Work to complete:
Search the data for the word "trend" and copy every line where it occurs.

Data for this task:
· · · · · · ·
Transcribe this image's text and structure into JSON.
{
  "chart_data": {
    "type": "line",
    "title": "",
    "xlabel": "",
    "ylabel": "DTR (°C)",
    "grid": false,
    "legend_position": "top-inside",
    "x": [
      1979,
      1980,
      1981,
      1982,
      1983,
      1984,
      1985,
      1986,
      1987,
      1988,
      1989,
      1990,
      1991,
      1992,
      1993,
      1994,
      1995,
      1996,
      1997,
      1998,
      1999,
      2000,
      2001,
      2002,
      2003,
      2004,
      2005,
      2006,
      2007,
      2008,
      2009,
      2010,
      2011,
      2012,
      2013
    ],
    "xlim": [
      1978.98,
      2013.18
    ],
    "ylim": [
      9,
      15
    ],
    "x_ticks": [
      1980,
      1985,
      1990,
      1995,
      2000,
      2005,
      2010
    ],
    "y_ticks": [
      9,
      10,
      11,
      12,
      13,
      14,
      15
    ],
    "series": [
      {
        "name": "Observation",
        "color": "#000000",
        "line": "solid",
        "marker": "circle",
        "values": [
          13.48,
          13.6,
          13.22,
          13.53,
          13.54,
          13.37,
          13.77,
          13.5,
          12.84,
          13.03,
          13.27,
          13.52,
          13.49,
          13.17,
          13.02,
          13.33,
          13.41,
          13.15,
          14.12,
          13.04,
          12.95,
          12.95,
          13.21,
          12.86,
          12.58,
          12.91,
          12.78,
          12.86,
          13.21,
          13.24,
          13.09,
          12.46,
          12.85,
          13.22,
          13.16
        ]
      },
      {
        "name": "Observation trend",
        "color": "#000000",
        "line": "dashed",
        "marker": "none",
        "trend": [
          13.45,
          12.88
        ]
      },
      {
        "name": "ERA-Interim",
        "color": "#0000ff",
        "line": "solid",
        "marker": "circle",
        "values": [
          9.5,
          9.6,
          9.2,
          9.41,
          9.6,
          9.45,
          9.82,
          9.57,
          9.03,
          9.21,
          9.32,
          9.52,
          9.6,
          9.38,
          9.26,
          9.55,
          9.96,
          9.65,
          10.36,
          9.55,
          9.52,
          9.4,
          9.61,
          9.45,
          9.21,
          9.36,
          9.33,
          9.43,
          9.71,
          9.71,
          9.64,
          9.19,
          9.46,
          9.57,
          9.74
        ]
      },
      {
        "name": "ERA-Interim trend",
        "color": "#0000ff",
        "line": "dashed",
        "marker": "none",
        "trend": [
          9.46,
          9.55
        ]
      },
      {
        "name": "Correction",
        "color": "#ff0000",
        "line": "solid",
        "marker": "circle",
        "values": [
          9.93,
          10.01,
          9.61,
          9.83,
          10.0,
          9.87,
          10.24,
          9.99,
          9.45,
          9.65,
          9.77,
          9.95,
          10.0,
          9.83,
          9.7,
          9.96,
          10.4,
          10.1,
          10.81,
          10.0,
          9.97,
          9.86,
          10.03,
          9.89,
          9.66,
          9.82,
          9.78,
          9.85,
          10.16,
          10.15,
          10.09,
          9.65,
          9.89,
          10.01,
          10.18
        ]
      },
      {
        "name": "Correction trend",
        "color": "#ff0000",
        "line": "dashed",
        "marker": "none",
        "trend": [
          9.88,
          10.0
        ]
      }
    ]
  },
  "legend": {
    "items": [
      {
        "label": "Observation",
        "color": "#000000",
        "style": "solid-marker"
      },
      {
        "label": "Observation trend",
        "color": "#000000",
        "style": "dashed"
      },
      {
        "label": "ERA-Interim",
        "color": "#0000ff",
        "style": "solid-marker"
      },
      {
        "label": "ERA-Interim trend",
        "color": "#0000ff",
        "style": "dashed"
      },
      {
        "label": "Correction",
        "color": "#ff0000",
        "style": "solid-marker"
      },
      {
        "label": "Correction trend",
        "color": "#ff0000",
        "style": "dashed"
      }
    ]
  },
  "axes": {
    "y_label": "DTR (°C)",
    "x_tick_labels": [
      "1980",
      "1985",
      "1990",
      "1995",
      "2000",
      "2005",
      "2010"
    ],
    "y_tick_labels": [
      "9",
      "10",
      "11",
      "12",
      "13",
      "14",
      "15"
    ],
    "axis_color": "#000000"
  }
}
· · · · · · ·
Task result:
        "name": "Observation trend",
        "trend": [
        "name": "ERA-Interim trend",
        "trend": [
        "name": "Correction trend",
        "trend": [
        "label": "Observation trend",
        "label": "ERA-Interim trend",
        "label": "Correction trend",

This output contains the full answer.